Dataset records:
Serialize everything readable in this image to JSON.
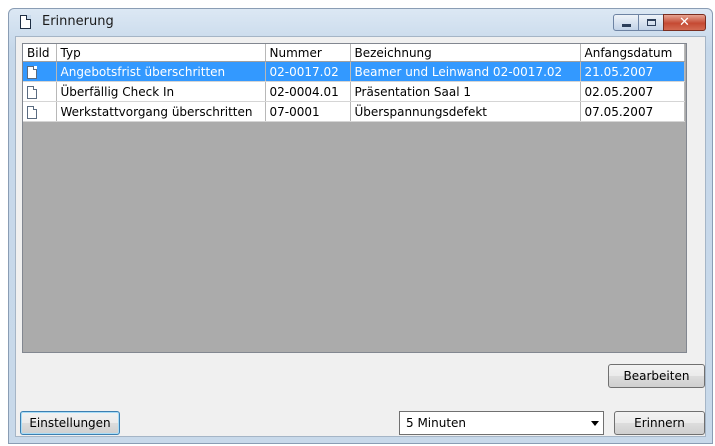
{
  "window": {
    "title": "Erinnerung",
    "close_glyph": "✕"
  },
  "table": {
    "columns": [
      "Bild",
      "Typ",
      "Nummer",
      "Bezeichnung",
      "Anfangsdatum"
    ],
    "rows": [
      {
        "icon": "document-icon",
        "typ": "Angebotsfrist überschritten",
        "nummer": "02-0017.02",
        "bezeichnung": "Beamer und Leinwand 02-0017.02",
        "anfangsdatum": "21.05.2007",
        "selected": true
      },
      {
        "icon": "document-icon",
        "typ": "Überfällig Check In",
        "nummer": "02-0004.01",
        "bezeichnung": "Präsentation Saal 1",
        "anfangsdatum": "02.05.2007",
        "selected": false
      },
      {
        "icon": "document-icon",
        "typ": "Werkstattvorgang überschritten",
        "nummer": "07-0001",
        "bezeichnung": "Überspannungsdefekt",
        "anfangsdatum": "07.05.2007",
        "selected": false
      }
    ]
  },
  "buttons": {
    "bearbeiten": "Bearbeiten",
    "einstellungen": "Einstellungen",
    "erinnern": "Erinnern"
  },
  "interval_select": {
    "value": "5 Minuten"
  },
  "colors": {
    "selection": "#3399ff",
    "grid_background": "#ababab"
  }
}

__Exercise task__
Give the data again exactly as written, with all pictures left out.

__In response__
Serialize everything readable in this image to JSON.
{
  "window": {
    "title": "Erinnerung",
    "close_glyph": "✕"
  },
  "table": {
    "columns": [
      "Bild",
      "Typ",
      "Nummer",
      "Bezeichnung",
      "Anfangsdatum"
    ],
    "rows": [
      {
        "icon": "document-icon",
        "typ": "Angebotsfrist überschritten",
        "nummer": "02-0017.02",
        "bezeichnung": "Beamer und Leinwand 02-0017.02",
        "anfangsdatum": "21.05.2007",
        "selected": true
      },
      {
        "icon": "document-icon",
        "typ": "Überfällig Check In",
        "nummer": "02-0004.01",
        "bezeichnung": "Präsentation Saal 1",
        "anfangsdatum": "02.05.2007",
        "selected": false
      },
      {
        "icon": "document-icon",
        "typ": "Werkstattvorgang überschritten",
        "nummer": "07-0001",
        "bezeichnung": "Überspannungsdefekt",
        "anfangsdatum": "07.05.2007",
        "selected": false
      }
    ]
  },
  "buttons": {
    "bearbeiten": "Bearbeiten",
    "einstellungen": "Einstellungen",
    "erinnern": "Erinnern"
  },
  "interval_select": {
    "value": "5 Minuten"
  },
  "colors": {
    "selection": "#3399ff",
    "grid_background": "#ababab"
  }
}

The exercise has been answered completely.